State only the number of lines that contain the string "xlabel".

/---

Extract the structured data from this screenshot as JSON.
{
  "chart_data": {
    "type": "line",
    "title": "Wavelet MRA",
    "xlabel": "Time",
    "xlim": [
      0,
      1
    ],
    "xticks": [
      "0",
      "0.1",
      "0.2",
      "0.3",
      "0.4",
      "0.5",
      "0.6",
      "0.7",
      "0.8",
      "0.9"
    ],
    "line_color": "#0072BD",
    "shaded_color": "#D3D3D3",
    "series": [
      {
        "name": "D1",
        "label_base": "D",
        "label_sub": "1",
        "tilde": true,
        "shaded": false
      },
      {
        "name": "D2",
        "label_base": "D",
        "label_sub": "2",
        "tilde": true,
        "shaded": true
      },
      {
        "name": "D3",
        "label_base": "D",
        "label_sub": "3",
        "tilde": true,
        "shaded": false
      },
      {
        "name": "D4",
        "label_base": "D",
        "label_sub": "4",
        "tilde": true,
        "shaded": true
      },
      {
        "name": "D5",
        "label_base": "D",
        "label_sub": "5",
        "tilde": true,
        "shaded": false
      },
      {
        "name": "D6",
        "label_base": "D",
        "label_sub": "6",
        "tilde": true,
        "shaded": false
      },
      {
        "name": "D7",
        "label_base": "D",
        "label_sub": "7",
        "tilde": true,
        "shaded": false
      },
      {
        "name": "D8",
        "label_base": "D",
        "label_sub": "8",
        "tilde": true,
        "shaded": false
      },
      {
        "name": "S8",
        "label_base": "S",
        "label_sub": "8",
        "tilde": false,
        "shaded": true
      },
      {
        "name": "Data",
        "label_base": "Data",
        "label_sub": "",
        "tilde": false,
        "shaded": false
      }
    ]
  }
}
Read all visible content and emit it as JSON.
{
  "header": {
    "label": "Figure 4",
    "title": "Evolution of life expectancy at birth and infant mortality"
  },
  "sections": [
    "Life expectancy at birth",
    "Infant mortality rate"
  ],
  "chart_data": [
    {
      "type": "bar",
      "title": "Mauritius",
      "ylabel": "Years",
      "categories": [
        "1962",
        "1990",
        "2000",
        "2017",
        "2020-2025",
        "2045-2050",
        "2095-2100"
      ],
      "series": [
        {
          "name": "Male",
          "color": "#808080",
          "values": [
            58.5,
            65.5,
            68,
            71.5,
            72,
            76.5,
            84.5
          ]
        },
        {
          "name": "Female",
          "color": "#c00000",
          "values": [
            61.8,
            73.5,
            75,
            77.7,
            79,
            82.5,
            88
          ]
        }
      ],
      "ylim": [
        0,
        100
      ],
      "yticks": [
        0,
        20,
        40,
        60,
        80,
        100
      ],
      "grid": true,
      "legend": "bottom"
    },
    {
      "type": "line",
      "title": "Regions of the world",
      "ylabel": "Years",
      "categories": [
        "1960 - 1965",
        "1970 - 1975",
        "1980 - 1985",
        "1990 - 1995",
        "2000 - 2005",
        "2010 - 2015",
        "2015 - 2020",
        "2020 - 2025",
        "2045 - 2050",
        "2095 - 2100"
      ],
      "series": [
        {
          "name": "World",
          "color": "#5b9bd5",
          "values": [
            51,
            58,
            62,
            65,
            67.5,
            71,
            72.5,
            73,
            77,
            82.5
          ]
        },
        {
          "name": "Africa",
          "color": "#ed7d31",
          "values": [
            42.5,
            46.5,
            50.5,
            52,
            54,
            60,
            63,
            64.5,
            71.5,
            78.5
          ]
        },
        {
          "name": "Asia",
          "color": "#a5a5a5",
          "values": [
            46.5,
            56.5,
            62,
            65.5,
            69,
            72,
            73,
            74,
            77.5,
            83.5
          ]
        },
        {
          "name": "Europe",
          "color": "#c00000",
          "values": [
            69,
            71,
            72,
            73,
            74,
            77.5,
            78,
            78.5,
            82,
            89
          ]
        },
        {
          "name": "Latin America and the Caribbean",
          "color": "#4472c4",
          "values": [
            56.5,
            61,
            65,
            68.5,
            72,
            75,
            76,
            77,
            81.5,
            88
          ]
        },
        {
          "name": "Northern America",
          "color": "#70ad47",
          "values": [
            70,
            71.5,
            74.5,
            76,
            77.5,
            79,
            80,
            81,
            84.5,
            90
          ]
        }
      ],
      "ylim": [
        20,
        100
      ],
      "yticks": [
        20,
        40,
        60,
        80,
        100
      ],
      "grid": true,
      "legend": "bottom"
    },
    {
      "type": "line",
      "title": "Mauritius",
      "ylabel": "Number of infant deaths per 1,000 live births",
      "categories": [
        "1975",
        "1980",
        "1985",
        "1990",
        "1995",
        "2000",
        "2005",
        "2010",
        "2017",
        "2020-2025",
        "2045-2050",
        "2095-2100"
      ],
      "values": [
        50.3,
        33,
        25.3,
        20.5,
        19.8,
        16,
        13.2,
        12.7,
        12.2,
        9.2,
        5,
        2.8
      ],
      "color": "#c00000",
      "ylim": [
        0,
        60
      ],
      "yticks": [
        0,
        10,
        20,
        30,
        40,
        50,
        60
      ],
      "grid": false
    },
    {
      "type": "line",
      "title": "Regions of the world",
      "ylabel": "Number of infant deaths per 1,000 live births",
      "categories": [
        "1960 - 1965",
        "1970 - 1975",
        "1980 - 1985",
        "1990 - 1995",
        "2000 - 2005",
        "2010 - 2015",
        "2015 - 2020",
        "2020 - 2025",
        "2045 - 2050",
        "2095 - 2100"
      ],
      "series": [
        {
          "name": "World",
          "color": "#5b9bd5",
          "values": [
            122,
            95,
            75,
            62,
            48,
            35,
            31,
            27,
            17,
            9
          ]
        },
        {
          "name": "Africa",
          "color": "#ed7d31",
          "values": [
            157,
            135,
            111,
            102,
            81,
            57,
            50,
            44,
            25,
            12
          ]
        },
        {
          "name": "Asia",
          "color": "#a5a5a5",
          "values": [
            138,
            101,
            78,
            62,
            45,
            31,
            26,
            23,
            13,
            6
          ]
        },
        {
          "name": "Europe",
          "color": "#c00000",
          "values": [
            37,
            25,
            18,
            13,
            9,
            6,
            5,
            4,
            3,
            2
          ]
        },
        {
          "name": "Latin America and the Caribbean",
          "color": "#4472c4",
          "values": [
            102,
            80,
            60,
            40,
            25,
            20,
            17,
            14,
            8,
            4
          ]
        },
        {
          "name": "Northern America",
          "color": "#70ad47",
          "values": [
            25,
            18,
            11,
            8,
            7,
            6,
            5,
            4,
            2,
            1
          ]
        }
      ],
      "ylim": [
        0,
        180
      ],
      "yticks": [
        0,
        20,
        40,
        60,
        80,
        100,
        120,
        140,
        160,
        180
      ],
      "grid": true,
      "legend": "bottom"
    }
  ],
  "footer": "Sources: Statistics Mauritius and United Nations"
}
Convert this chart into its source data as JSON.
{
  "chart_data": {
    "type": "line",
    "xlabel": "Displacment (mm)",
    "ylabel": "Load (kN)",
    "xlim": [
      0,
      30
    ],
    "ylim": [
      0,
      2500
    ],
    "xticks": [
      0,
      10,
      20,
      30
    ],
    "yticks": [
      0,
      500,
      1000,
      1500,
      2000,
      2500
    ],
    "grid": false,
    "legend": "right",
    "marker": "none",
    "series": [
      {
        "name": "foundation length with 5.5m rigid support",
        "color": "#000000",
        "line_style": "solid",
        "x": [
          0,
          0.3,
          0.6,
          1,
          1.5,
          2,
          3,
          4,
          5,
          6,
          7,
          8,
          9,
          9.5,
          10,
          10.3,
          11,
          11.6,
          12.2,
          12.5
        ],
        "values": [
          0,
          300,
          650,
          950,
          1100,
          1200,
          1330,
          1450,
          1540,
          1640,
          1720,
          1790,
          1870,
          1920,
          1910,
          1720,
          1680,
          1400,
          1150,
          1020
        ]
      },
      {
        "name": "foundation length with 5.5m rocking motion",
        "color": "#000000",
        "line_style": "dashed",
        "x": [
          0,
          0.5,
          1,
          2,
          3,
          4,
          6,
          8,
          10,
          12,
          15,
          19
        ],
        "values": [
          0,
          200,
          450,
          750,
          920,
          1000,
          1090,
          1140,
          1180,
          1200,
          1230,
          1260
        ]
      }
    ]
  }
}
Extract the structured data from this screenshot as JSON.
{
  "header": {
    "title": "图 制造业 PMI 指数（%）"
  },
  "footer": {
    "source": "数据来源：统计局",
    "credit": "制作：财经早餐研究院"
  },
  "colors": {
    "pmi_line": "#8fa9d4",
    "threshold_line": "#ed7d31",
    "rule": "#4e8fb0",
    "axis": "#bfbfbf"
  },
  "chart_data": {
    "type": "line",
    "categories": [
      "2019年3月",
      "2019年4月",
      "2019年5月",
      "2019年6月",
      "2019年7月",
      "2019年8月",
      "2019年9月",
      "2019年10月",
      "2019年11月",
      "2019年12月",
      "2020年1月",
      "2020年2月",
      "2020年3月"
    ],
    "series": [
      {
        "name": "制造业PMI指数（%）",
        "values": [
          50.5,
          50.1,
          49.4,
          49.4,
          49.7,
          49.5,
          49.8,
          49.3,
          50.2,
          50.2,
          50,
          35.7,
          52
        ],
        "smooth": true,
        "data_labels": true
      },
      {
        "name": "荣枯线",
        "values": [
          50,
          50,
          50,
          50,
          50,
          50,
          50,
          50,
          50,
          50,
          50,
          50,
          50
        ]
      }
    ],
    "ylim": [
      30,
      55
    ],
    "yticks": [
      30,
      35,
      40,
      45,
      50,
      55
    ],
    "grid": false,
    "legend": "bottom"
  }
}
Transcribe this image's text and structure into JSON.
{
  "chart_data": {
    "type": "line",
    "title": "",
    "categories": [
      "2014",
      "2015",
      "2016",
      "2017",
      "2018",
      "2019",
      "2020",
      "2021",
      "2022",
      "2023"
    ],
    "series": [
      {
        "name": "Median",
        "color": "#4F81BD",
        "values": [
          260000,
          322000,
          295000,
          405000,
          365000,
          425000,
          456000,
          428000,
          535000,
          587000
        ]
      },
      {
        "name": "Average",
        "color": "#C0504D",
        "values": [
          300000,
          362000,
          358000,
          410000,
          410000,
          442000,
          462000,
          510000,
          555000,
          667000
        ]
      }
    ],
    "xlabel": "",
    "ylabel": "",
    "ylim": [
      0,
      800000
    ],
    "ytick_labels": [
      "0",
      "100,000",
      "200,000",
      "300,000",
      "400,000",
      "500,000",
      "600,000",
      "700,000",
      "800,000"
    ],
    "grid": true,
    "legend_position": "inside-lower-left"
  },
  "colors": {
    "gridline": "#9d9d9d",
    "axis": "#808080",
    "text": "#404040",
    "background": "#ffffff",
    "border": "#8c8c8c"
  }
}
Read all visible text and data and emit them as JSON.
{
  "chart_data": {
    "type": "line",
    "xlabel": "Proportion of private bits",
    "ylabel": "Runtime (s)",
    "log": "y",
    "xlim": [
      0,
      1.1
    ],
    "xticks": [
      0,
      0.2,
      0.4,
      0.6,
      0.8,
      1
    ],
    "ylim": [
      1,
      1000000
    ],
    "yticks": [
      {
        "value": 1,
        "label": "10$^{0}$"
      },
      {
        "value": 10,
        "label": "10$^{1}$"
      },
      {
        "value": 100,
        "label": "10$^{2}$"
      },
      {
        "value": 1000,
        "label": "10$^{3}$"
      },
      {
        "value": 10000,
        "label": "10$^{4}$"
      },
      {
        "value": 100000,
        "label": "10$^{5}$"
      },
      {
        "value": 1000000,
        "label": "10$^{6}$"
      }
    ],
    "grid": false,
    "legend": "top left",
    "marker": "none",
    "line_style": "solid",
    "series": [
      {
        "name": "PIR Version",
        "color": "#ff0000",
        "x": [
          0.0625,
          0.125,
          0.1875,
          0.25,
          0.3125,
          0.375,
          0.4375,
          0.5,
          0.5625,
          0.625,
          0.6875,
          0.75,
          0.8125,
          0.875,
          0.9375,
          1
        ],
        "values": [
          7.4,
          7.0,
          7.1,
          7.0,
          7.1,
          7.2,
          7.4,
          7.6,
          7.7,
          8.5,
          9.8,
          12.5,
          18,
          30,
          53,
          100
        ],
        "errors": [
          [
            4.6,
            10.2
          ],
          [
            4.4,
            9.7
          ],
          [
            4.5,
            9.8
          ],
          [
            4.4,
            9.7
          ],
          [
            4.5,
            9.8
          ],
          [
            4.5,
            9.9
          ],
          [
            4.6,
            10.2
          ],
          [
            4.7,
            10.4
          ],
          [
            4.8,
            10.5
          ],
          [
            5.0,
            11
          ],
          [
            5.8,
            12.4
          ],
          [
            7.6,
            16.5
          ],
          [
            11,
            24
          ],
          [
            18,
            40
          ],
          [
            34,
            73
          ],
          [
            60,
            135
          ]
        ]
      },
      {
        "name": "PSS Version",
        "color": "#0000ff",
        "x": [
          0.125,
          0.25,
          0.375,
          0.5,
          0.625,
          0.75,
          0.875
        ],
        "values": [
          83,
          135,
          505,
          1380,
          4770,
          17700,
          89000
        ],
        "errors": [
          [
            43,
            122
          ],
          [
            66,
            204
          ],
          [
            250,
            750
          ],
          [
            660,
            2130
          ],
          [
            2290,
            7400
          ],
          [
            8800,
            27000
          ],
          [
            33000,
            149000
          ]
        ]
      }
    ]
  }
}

\---

■ Exercise output ■
4